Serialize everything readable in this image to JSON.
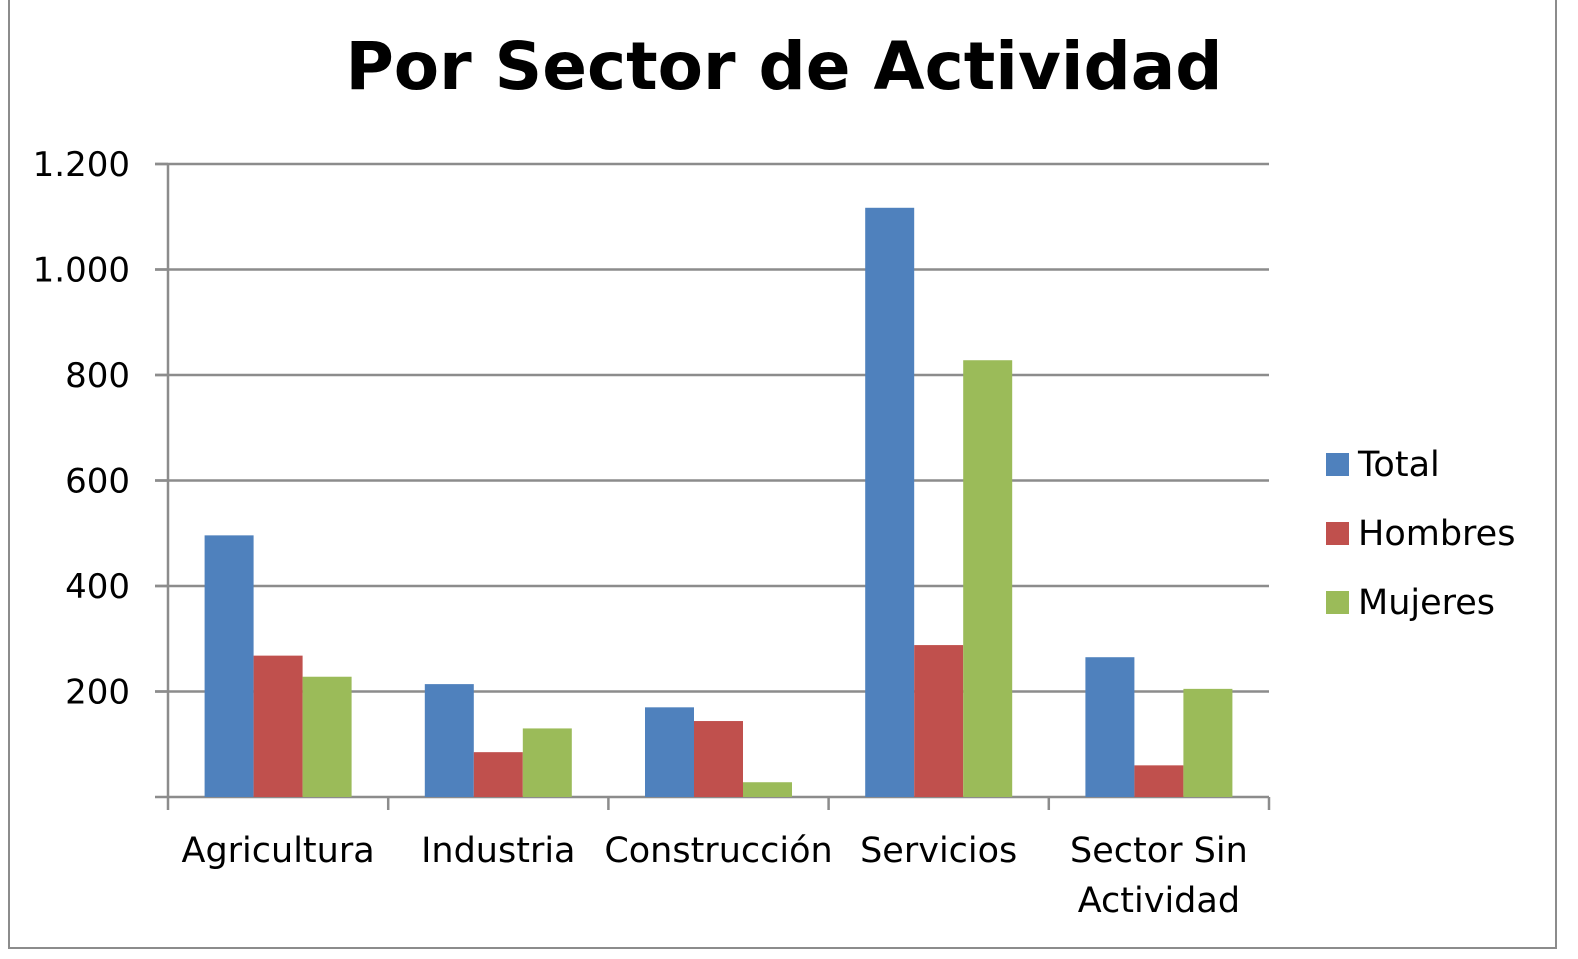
{
  "chart_data": {
    "type": "bar",
    "title": "Por Sector de Actividad",
    "xlabel": "",
    "ylabel": "",
    "categories": [
      "Agricultura",
      "Industria",
      "Construcción",
      "Servicios",
      "Sector Sin Actividad"
    ],
    "category_lines": [
      [
        "Agricultura"
      ],
      [
        "Industria"
      ],
      [
        "Construcción"
      ],
      [
        "Servicios"
      ],
      [
        "Sector Sin",
        "Actividad"
      ]
    ],
    "series": [
      {
        "name": "Total",
        "color": "#4F81BD",
        "values": [
          496,
          214,
          170,
          1117,
          265
        ]
      },
      {
        "name": "Hombres",
        "color": "#C0504D",
        "values": [
          268,
          85,
          144,
          288,
          60
        ]
      },
      {
        "name": "Mujeres",
        "color": "#9BBB59",
        "values": [
          228,
          130,
          28,
          828,
          205
        ]
      }
    ],
    "ylim": [
      0,
      1200
    ],
    "yticks": [
      200,
      400,
      600,
      800,
      1000,
      1200
    ],
    "ytick_labels": [
      "200",
      "400",
      "600",
      "800",
      "1.000",
      "1.200"
    ],
    "grid": true,
    "legend_position": "right"
  }
}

## WHAT TO WORK ON
Reproduce every line from the entries that holds the word "Sector".

## RIGHT ANSWER
    "title": "Por Sector de Actividad",
      "Sector Sin Actividad"
        "Sector Sin",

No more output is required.